▸ Information provided
— Start —
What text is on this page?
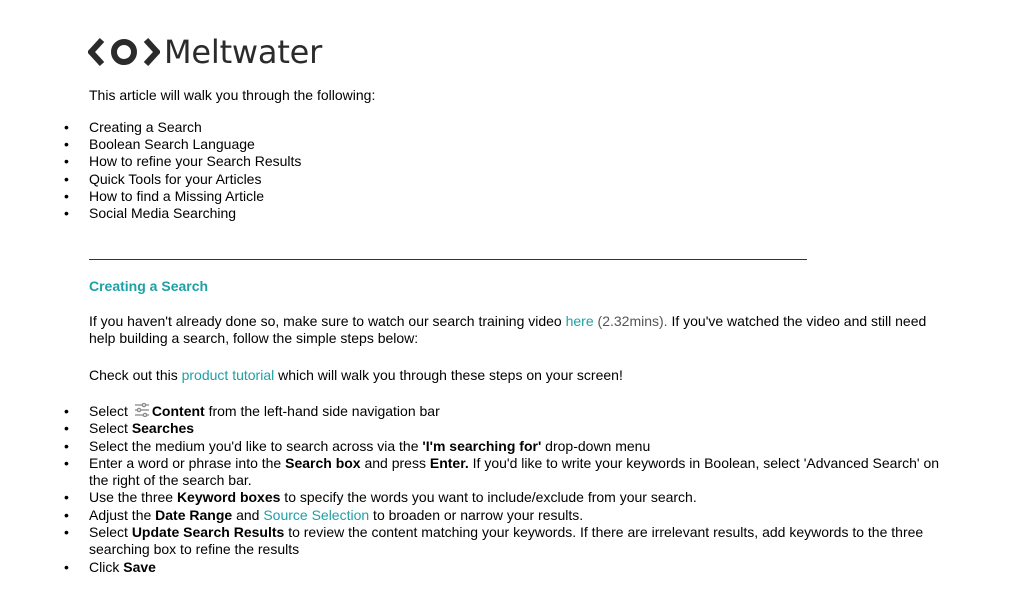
Meltwater

This article will walk you through the following:

• Creating a Search
• Boolean Search Language
• How to refine your Search Results
• Quick Tools for your Articles
• How to find a Missing Article
• Social Media Searching
Creating a Search

If you haven't already done so, make sure to watch our search training video here (2.32mins). If you've watched the video and still need help building a search, follow the simple steps below:

Check out this product tutorial which will walk you through these steps on your screen!

• Select Content from the left-hand side navigation bar
• Select Searches
• Select the medium you'd like to search across via the 'I'm searching for' drop-down menu
• Enter a word or phrase into the Search box and press Enter. If you'd like to write your keywords in Boolean, select 'Advanced Search' on the right of the search bar.
• Use the three Keyword boxes to specify the words you want to include/exclude from your search.
• Adjust the Date Range and Source Selection to broaden or narrow your results.
• Select Update Search Results to review the content matching your keywords. If there are irrelevant results, add keywords to the three searching box to refine the results
• Click Save
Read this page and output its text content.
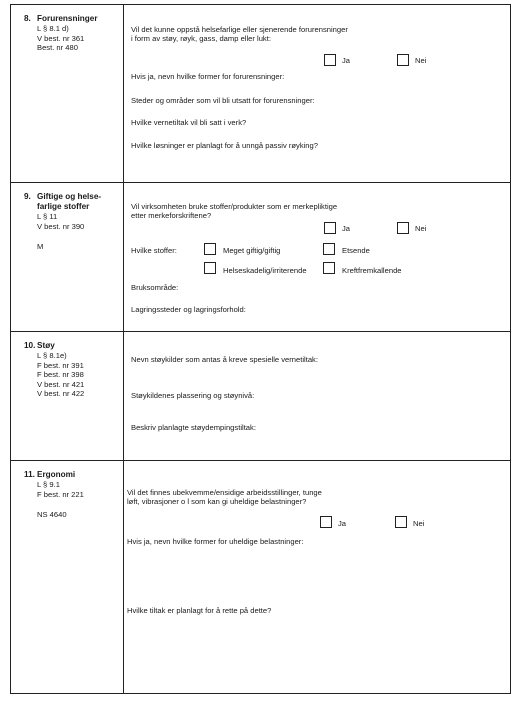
8. Forurensninger
L § 8.1 d)
V best. nr 361
Best. nr 480
Vil det kunne oppstå helsefarlige eller sjenerende forurensninger
i form av støy, røyk, gass, damp eller lukt:
Ja	Nei
Hvis ja, nevn hvilke former for forurensninger:
Steder og områder som vil bli utsatt for forurensninger:
Hvilke vernetiltak vil bli satt i verk?
Hvilke løsninger er planlagt for å unngå passiv røyking?
9. Giftige og helse-
farlige stoffer
L § 11
V best. nr 390
M
Vil virksomheten bruke stoffer/produkter som er merkepliktige
etter merkeforskriftene?
Ja	Nei
Hvilke stoffer:	Meget giftig/giftig	Etsende
Helseskadelig/irriterende	Kreftfremkallende
Bruksområde:
Lagringssteder og lagringsforhold:
10. Støy
L § 8.1e)
F best. nr 391
F best. nr 398
V best. nr 421
V best. nr 422
Nevn støykilder som antas å kreve spesielle vernetiltak:
Støykildenes plassering og støynivå:
Beskriv planlagte støydempingstiltak:
11. Ergonomi
L § 9.1
F best. nr 221
NS 4640
Vil det finnes ubekvemme/ensidige arbeidsstillinger, tunge
løft, vibrasjoner o l som kan gi uheldige belastninger?
Ja	Nei
Hvis ja, nevn hvilke former for uheldige belastninger:
Hvilke tiltak er planlagt for å rette på dette?
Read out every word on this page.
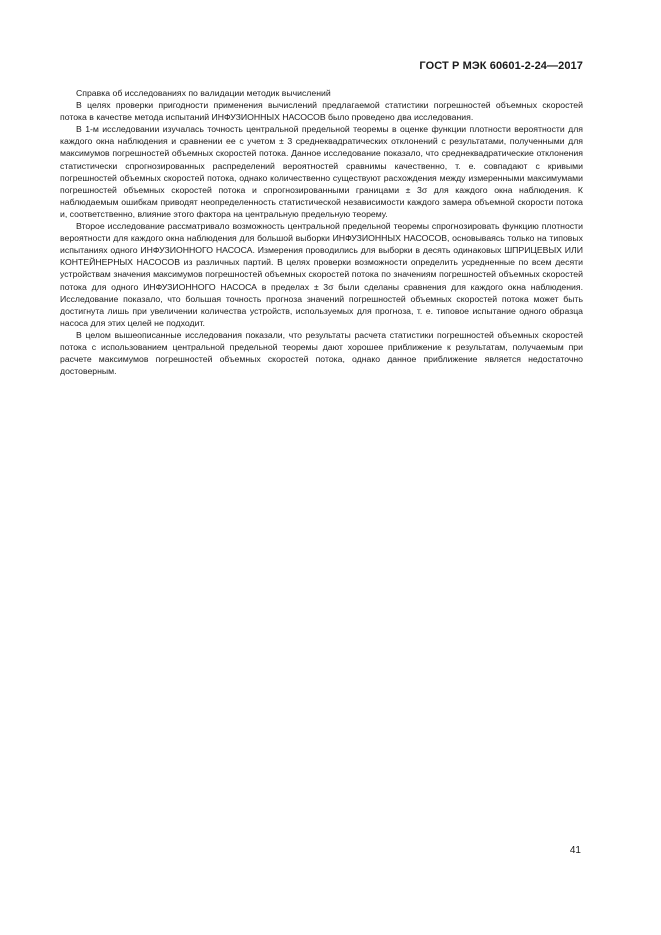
ГОСТ Р МЭК 60601-2-24—2017

Справка об исследованиях по валидации методик вычислений

В целях проверки пригодности применения вычислений предлагаемой статистики погрешностей объемных скоростей потока в качестве метода испытаний ИНФУЗИОННЫХ НАСОСОВ было проведено два исследования.

В 1-м исследовании изучалась точность центральной предельной теоремы в оценке функции плотности вероятности для каждого окна наблюдения и сравнении ее с учетом ± 3 среднеквадратических отклонений с результатами, полученными для максимумов погрешностей объемных скоростей потока. Данное исследование показало, что среднеквадратические отклонения статистически спрогнозированных распределений вероятностей сравнимы качественно, т. е. совпадают с кривыми погрешностей объемных скоростей потока, однако количественно существуют расхождения между измеренными максимумами погрешностей объемных скоростей потока и спрогнозированными границами ± 3σ для каждого окна наблюдения. К наблюдаемым ошибкам приводят неопределенность статистической независимости каждого замера объемной скорости потока и, соответственно, влияние этого фактора на центральную предельную теорему.

Второе исследование рассматривало возможность центральной предельной теоремы спрогнозировать функцию плотности вероятности для каждого окна наблюдения для большой выборки ИНФУЗИОННЫХ НАСОСОВ, основываясь только на типовых испытаниях одного ИНФУЗИОННОГО НАСОСА. Измерения проводились для выборки в десять одинаковых ШПРИЦЕВЫХ ИЛИ КОНТЕЙНЕРНЫХ НАСОСОВ из различных партий. В целях проверки возможности определить усредненные по всем десяти устройствам значения максимумов погрешностей объемных скоростей потока по значениям погрешностей объемных скоростей потока для одного ИНФУЗИОННОГО НАСОСА в пределах ± 3σ были сделаны сравнения для каждого окна наблюдения. Исследование показало, что большая точность прогноза значений погрешностей объемных скоростей потока может быть достигнута лишь при увеличении количества устройств, используемых для прогноза, т. е. типовое испытание одного образца насоса для этих целей не подходит.

В целом вышеописанные исследования показали, что результаты расчета статистики погрешностей объемных скоростей потока с использованием центральной предельной теоремы дают хорошее приближение к результатам, получаемым при расчете максимумов погрешностей объемных скоростей потока, однако данное приближение является недостаточно достоверным.

41
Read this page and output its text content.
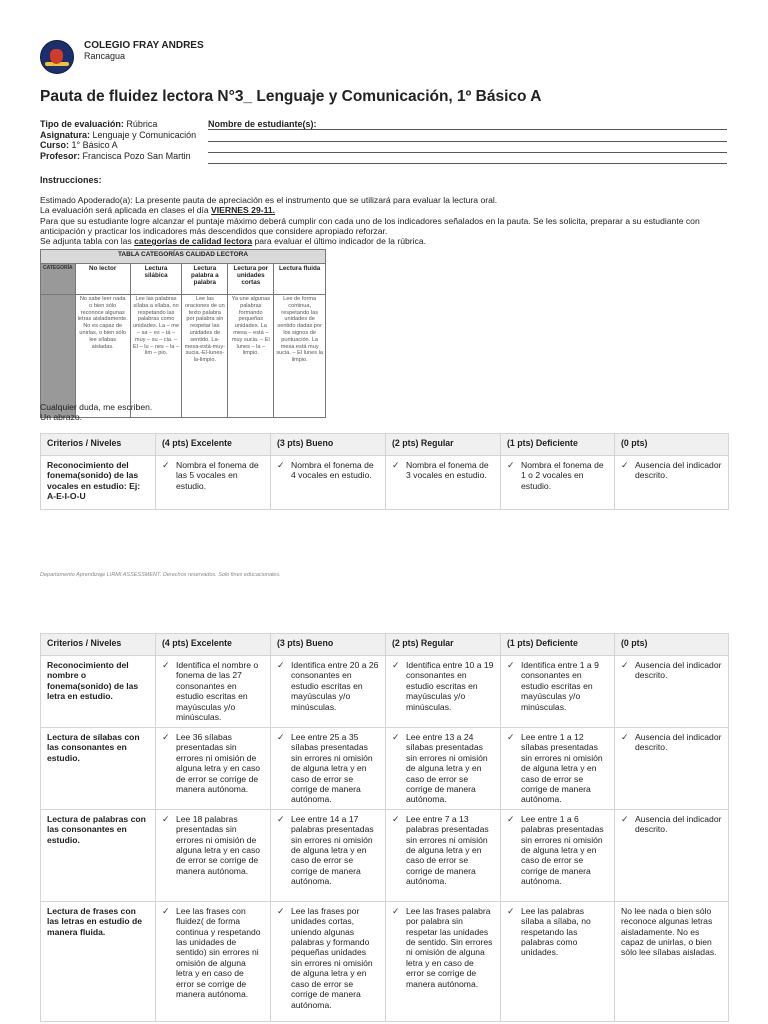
COLEGIO FRAY ANDRES
Rancagua
Pauta de fluidez lectora N°3_ Lenguaje y Comunicación, 1º Básico A
Tipo de evaluación: Rúbrica
Asignatura: Lenguaje y Comunicación
Curso: 1° Básico A
Profesor: Francisca Pozo San Martin
Nombre de estudiante(s):
Instrucciones:
Estimado Apoderado(a): La presente pauta de apreciación es el instrumento que se utilizará para evaluar la lectura oral.
La evaluación será aplicada en clases el día VIERNES 29-11.
Para que su estudiante logre alcanzar el puntaje máximo deberá cumplir con cada uno de los indicadores señalados en la pauta. Se les solicita, preparar a su estudiante con anticipación y practicar los indicadores más descendidos que considere apropiado reforzar.
Se adjunta tabla con las categorías de calidad lectora para evaluar el último indicador de la rúbrica.
TABLA CATEGORÍAS CALIDAD LECTORA					
CATEGORÍA	No lector	Lectura silábica	Lectura palabra a palabra	Lectura por unidades cortas	Lectura fluida
	No sabe leer nada o bien sólo reconoce algunas letras aisladamente. No es capaz de unirlas, o bien sólo lee sílabas aisladas.	Lee las palabras sílaba a sílaba, no respetando las palabras como unidades. La – me – sa – es – tá – muy – su – cia. – El – lu – nes – la – lim – pio.	Lee las oraciones de un texto palabra por palabra sin respetar las unidades de sentido. La-mesa-está-muy-sucia.-El-lunes-la-limpio.	Ya une algunas palabras formando pequeñas unidades. La mesa – está – muy sucia. – El lunes – la – limpio.	Lee de forma continua, respetando las unidades de sentido dadas por los signos de puntuación. La mesa está muy sucia. – El lunes la limpio.
Cualquier duda, me escriben.
Un abrazo.
Criterios / Niveles	(4 pts) Excelente	(3 pts) Bueno	(2 pts) Regular	(1 pts) Deficiente	(0 pts)
Reconocimiento del fonema(sonido) de las vocales en estudio: Ej: A-E-I-O-U	✓ Nombra el fonema de las 5 vocales en estudio.	✓ Nombra el fonema de 4 vocales en estudio.	✓ Nombra el fonema de 3 vocales en estudio.	✓ Nombra el fonema de 1 o 2 vocales en estudio.	✓ Ausencia del indicador descrito.
Departamento Aprendizaje LIRMI ASSESSMENT. Derechos reservados. Solo fines educacionales.
Criterios / Niveles	(4 pts) Excelente	(3 pts) Bueno	(2 pts) Regular	(1 pts) Deficiente	(0 pts)
Reconocimiento del nombre o fonema(sonido) de las letra en estudio.	✓ Identifica el nombre o fonema de las 27 consonantes en estudio escritas en mayúsculas y/o minúsculas.	✓ Identifica entre 20 a 26 consonantes en estudio escritas en mayúsculas y/o minúsculas.	✓ Identifica entre 10 a 19 consonantes en estudio escritas en mayúsculas y/o minúsculas.	✓ Identifica entre 1 a 9 consonantes en estudio escritas en mayúsculas y/o minúsculas.	✓ Ausencia del indicador descrito.

Lectura de sílabas con las consonantes en estudio.	✓ Lee 36 sílabas presentadas sin errores ni omisión de alguna letra y en caso de error se corrige de manera autónoma.	✓ Lee entre 25 a 35 sílabas presentadas sin errores ni omisión de alguna letra y en caso de error se corrige de manera autónoma.	✓ Lee entre 13 a 24 sílabas presentadas sin errores ni omisión de alguna letra y en caso de error se corrige de manera autónoma.	✓ Lee entre 1 a 12 sílabas presentadas sin errores ni omisión de alguna letra y en caso de error se corrige de manera autónoma.	✓ Ausencia del indicador descrito.

Lectura de palabras con las consonantes en estudio.	✓ Lee 18 palabras presentadas sin errores ni omisión de alguna letra y en caso de error se corrige de manera autónoma.	✓ Lee entre 14 a 17 palabras presentadas sin errores ni omisión de alguna letra y en caso de error se corrige de manera autónoma.	✓ Lee entre 7 a 13 palabras presentadas sin errores ni omisión de alguna letra y en caso de error se corrige de manera autónoma.	✓ Lee entre 1 a 6 palabras presentadas sin errores ni omisión de alguna letra y en caso de error se corrige de manera autónoma.	✓ Ausencia del indicador descrito.

Lectura de frases con las letras en estudio de manera fluida.	✓ Lee las frases con fluidez( de forma continua y respetando las unidades de sentido) sin errores ni omisión de alguna letra y en caso de error se corrige de manera autónoma.	✓ Lee las frases por unidades cortas, uniendo algunas palabras y formando pequeñas unidades sin errores ni omisión de alguna letra y en caso de error se corrige de manera autónoma.	✓ Lee las frases palabra por palabra sin respetar las unidades de sentido. Sin errores ni omisión de alguna letra y en caso de error se corrige de manera autónoma.	✓ Lee las palabras sílaba a sílaba, no respetando las palabras como unidades.	No lee nada o bien sólo reconoce algunas letras aisladamente. No es capaz de unirlas, o bien sólo lee sílabas aisladas.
— End —
▸ Task brief
Sift through the entries and copy every line with "eller".

▸ Reply to the task
Vil det kunne oppstå helsefarlige eller sjenerende forurensninger
i form av støy, røyk, gass, damp eller lukt:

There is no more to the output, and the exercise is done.